***** DATA RECORDS
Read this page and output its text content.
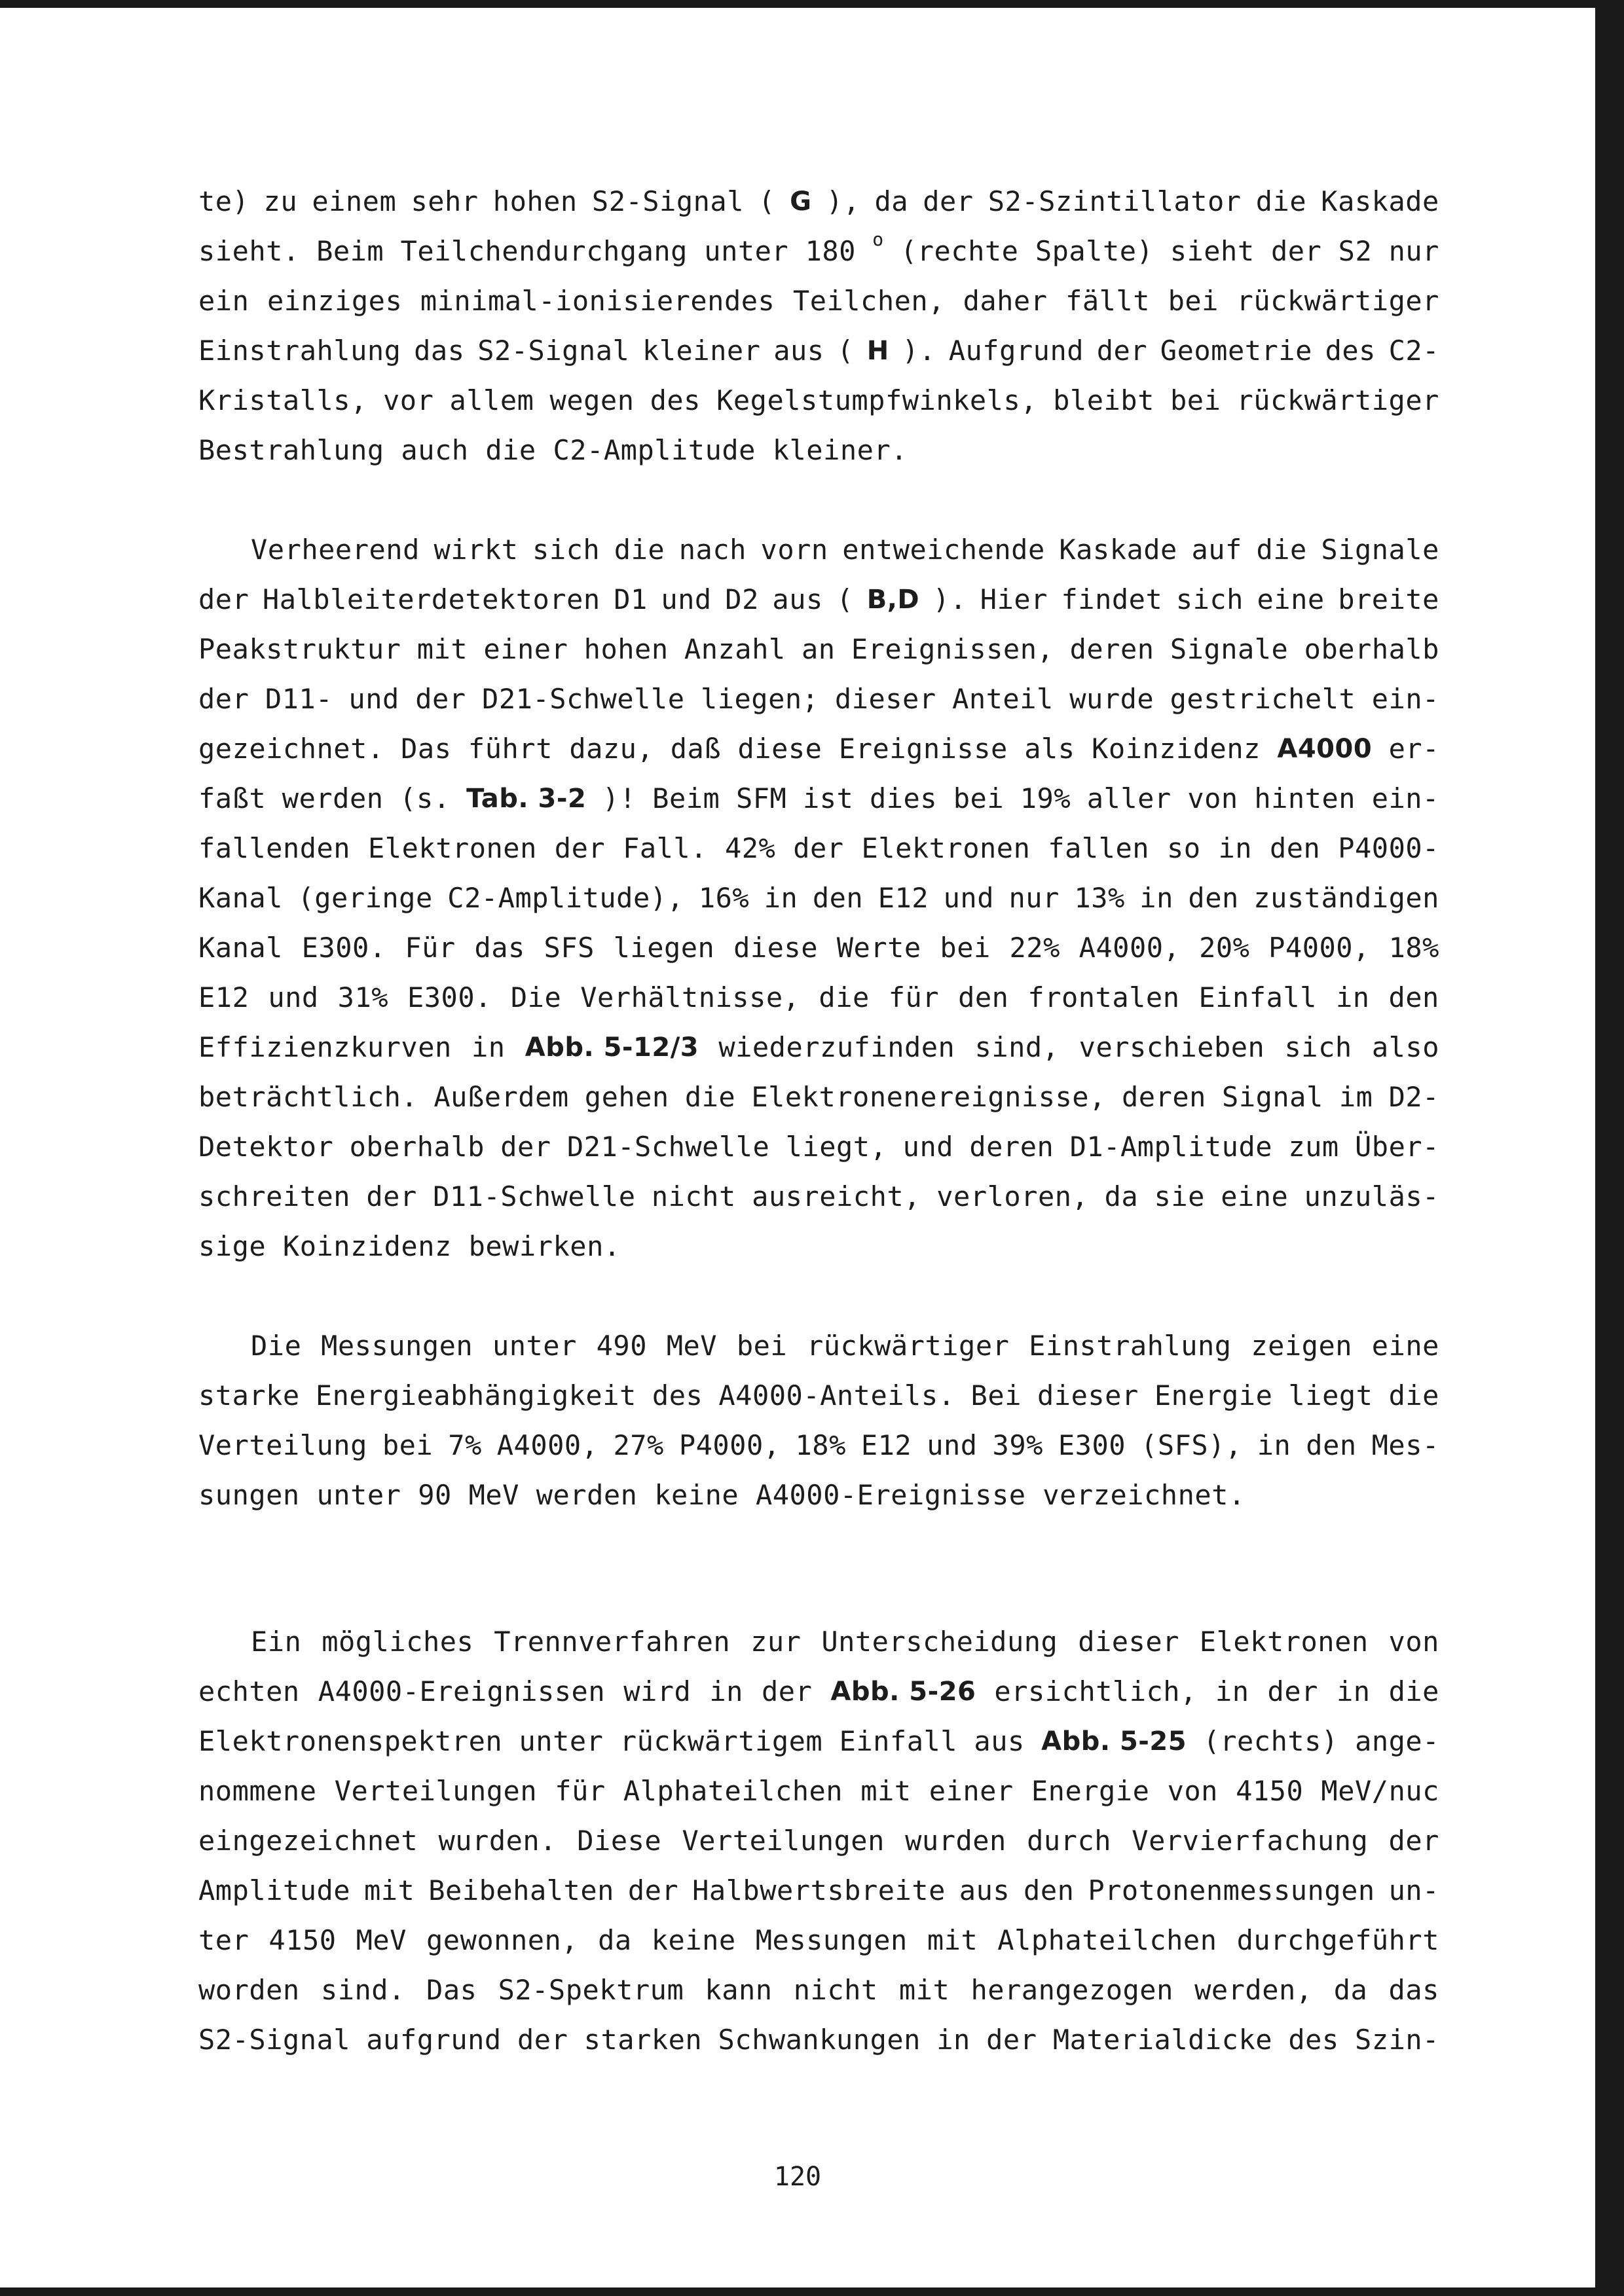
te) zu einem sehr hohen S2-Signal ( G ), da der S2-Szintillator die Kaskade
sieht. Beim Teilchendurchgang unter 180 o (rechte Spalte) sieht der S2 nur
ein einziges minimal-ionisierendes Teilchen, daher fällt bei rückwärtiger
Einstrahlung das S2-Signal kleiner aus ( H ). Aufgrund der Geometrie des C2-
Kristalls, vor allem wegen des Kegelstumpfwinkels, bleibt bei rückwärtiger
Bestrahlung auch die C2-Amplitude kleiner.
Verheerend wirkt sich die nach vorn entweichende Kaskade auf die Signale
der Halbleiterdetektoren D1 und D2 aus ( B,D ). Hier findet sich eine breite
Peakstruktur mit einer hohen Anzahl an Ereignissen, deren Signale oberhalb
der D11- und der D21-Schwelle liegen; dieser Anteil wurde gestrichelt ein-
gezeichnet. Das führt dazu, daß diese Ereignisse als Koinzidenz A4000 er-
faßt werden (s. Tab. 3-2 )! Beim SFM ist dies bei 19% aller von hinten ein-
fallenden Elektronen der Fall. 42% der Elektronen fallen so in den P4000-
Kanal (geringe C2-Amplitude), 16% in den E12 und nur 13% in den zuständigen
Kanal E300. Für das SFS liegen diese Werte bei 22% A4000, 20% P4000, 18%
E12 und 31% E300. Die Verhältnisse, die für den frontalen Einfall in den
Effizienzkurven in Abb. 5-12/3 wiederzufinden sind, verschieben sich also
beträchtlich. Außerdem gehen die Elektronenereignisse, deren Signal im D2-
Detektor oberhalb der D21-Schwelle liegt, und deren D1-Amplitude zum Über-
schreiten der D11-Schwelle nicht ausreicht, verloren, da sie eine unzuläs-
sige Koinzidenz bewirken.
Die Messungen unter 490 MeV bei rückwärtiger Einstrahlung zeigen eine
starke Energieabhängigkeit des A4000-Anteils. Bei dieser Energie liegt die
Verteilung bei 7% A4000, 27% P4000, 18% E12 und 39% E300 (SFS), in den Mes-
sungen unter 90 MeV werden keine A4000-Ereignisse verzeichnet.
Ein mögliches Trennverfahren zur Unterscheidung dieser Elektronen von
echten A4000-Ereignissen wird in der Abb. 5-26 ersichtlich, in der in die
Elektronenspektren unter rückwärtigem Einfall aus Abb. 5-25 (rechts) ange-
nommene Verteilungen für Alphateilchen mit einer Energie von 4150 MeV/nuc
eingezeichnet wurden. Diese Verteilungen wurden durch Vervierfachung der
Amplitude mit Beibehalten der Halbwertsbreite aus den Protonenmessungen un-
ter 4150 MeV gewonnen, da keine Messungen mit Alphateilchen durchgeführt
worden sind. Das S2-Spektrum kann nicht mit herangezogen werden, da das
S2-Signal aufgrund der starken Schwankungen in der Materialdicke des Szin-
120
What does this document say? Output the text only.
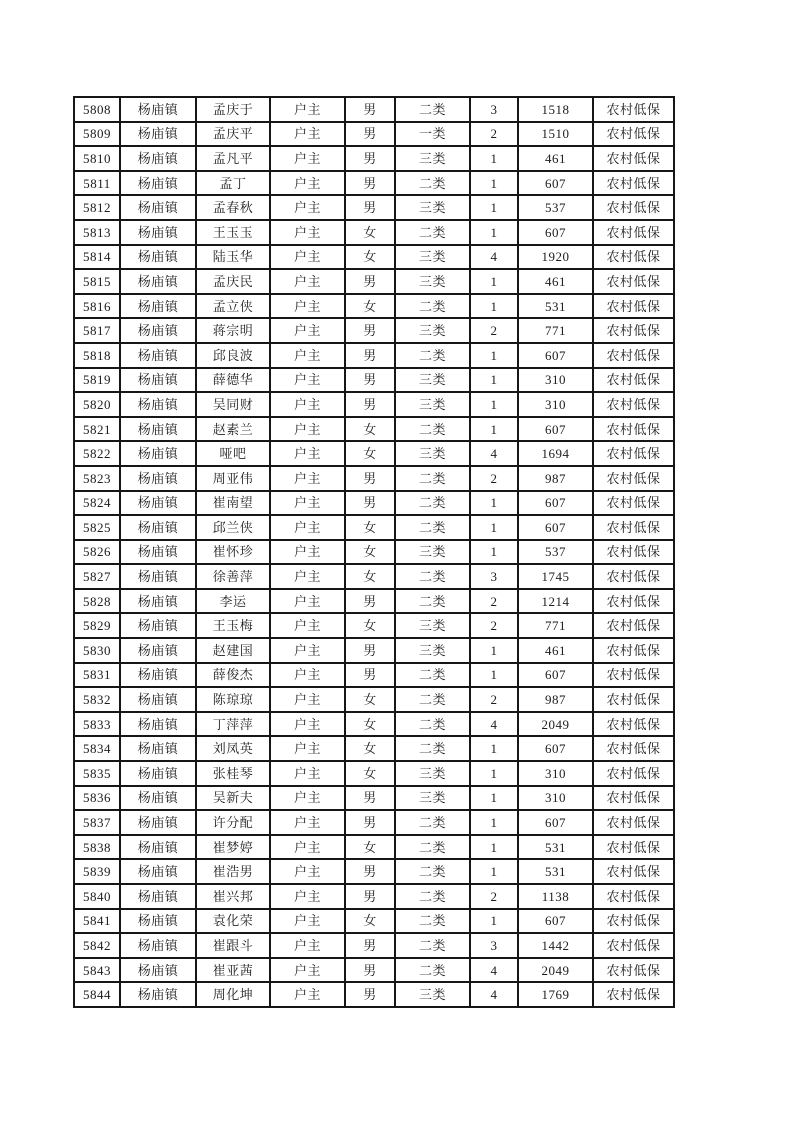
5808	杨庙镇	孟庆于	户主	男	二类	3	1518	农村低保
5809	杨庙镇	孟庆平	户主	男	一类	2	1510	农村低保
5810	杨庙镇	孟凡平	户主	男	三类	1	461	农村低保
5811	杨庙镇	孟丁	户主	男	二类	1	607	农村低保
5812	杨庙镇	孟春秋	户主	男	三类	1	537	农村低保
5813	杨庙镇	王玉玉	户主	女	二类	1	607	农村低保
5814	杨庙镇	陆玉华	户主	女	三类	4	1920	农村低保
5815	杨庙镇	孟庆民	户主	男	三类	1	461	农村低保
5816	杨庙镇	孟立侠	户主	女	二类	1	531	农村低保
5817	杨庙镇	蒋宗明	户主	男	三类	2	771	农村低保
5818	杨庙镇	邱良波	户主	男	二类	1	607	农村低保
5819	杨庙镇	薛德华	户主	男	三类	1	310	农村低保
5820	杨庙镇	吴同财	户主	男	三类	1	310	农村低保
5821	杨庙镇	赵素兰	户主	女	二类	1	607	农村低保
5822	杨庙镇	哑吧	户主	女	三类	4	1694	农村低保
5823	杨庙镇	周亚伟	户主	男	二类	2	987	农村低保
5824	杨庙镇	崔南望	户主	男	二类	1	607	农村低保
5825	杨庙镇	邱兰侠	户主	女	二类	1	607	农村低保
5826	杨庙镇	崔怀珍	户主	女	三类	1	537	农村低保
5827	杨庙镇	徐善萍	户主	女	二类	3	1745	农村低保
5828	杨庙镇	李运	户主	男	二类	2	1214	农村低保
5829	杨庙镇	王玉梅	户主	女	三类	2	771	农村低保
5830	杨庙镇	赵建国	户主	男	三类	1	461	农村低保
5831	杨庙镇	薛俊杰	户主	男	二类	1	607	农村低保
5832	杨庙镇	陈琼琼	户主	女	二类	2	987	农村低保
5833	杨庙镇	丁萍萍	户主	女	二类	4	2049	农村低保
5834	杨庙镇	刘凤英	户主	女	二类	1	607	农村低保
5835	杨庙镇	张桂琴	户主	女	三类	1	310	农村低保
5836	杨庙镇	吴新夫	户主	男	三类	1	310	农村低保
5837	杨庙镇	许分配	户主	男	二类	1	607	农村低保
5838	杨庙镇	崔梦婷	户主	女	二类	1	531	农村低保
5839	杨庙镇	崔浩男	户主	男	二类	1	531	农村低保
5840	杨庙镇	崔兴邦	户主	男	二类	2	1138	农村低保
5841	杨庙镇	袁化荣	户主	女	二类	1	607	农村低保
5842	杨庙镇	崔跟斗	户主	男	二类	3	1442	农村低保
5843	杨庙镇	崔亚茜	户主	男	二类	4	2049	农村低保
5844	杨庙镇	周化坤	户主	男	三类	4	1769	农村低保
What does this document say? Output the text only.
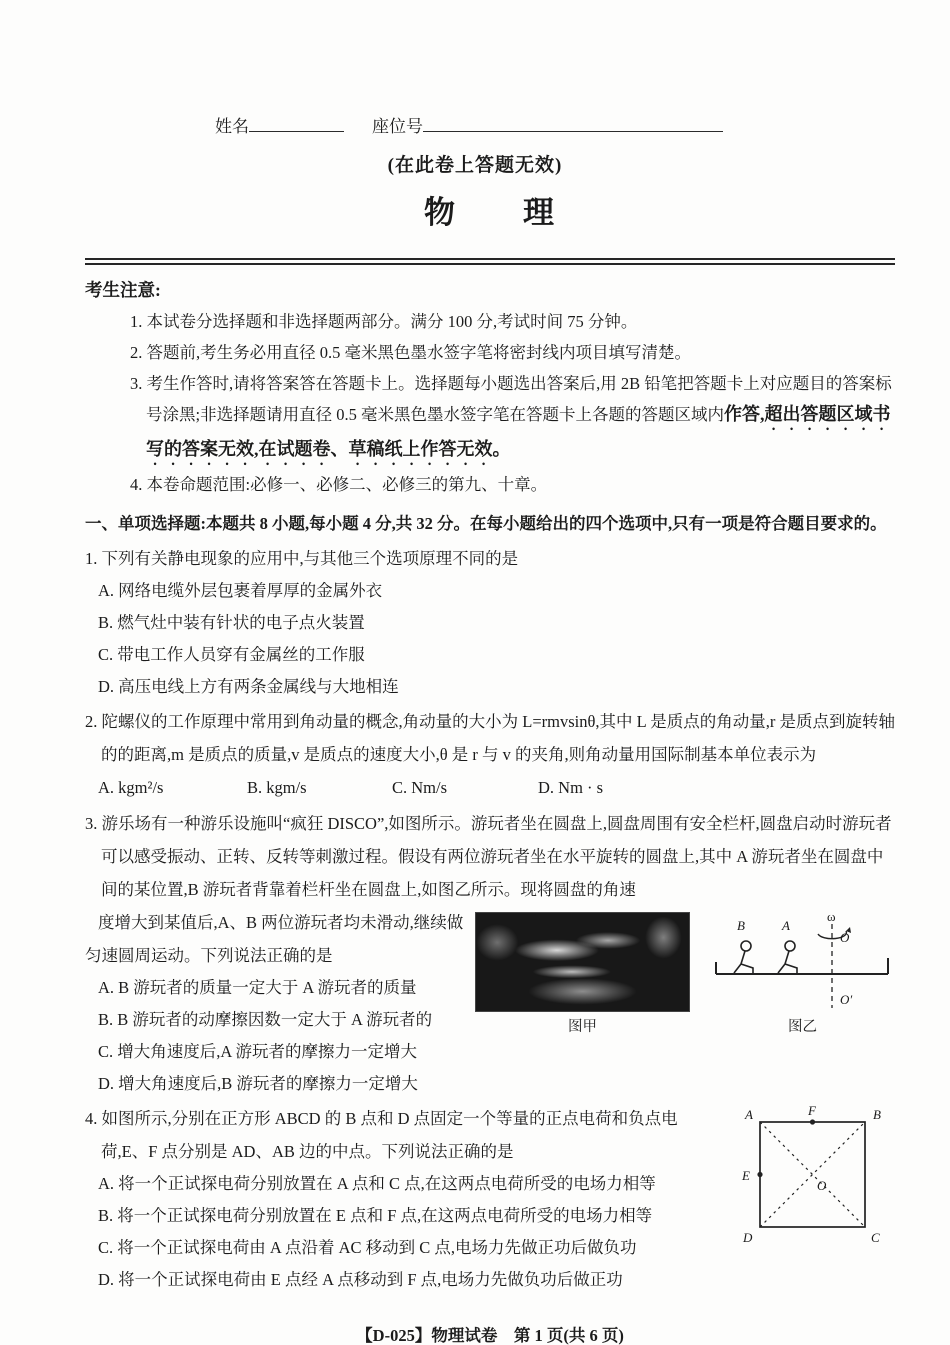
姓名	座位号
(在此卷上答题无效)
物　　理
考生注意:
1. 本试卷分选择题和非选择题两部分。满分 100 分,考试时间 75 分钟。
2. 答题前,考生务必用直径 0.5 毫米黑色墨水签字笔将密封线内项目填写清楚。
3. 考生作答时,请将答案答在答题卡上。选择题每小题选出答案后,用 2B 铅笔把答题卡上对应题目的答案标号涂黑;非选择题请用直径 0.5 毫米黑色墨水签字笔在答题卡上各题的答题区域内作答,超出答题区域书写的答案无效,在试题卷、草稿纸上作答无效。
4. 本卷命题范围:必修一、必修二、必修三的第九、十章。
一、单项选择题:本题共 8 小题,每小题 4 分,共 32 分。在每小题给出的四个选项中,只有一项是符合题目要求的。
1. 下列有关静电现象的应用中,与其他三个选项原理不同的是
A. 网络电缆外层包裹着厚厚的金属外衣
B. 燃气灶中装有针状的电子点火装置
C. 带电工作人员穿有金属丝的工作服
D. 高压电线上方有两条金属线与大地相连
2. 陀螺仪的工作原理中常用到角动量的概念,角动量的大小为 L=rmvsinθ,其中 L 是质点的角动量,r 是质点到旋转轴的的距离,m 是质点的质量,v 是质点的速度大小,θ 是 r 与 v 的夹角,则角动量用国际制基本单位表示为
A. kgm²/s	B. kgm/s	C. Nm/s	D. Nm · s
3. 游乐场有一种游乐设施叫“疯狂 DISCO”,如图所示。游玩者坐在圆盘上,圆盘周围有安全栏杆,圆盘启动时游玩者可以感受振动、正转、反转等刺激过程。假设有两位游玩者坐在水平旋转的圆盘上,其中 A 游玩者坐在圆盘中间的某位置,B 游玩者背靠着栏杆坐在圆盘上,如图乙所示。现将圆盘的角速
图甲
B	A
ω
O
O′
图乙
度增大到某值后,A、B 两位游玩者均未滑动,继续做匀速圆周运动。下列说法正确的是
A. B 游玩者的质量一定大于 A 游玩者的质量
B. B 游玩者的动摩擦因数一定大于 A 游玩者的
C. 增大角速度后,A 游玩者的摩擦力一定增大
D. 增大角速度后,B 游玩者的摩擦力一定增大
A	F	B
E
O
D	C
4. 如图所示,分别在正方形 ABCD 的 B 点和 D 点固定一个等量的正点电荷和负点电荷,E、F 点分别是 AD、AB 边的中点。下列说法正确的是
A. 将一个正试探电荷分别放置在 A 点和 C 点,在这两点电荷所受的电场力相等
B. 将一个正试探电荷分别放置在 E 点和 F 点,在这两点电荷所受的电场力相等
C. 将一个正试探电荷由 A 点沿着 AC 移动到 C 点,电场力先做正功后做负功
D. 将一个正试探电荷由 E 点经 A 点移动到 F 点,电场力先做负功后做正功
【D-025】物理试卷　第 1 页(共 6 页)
**********
● **INSTRUCTIONS TO FOLLOW**
Tally the lines in the entries above that hold the word "Schwelle". Reply with nothing but that count.

● **WRITTEN ANSWER**
3